**** DATA EXTRACT ****
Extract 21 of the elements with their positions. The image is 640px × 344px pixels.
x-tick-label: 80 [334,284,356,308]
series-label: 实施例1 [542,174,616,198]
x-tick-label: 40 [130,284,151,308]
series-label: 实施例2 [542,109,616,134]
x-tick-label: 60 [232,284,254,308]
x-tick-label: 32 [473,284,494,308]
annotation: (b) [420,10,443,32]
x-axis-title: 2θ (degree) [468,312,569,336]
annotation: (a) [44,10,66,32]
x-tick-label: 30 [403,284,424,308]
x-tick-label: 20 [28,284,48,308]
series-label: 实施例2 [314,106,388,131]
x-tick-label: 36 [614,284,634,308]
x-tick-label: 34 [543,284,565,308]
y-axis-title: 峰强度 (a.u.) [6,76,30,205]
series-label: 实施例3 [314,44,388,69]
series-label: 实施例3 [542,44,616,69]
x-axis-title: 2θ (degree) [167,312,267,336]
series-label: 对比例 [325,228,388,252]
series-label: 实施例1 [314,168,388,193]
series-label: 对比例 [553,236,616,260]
****
■ EXERCISE
Write out every line of the records above character for character.

■ FULL ANSWER
Extract 21 of the elements with their positions. The image is 640px × 344px pixels.
x-tick-label: 80 [334,284,356,308]
series-label: 实施例1 [542,174,616,198]
x-tick-label: 40 [130,284,151,308]
series-label: 实施例2 [542,109,616,134]
x-tick-label: 60 [232,284,254,308]
x-tick-label: 32 [473,284,494,308]
annotation: (b) [420,10,443,32]
x-axis-title: 2θ (degree) [468,312,569,336]
annotation: (a) [44,10,66,32]
x-tick-label: 30 [403,284,424,308]
x-tick-label: 20 [28,284,48,308]
series-label: 实施例2 [314,106,388,131]
x-tick-label: 36 [614,284,634,308]
x-tick-label: 34 [543,284,565,308]
y-axis-title: 峰强度 (a.u.) [6,76,30,205]
series-label: 实施例3 [314,44,388,69]
series-label: 实施例3 [542,44,616,69]
x-axis-title: 2θ (degree) [167,312,267,336]
series-label: 对比例 [325,228,388,252]
series-label: 实施例1 [314,168,388,193]
series-label: 对比例 [553,236,616,260]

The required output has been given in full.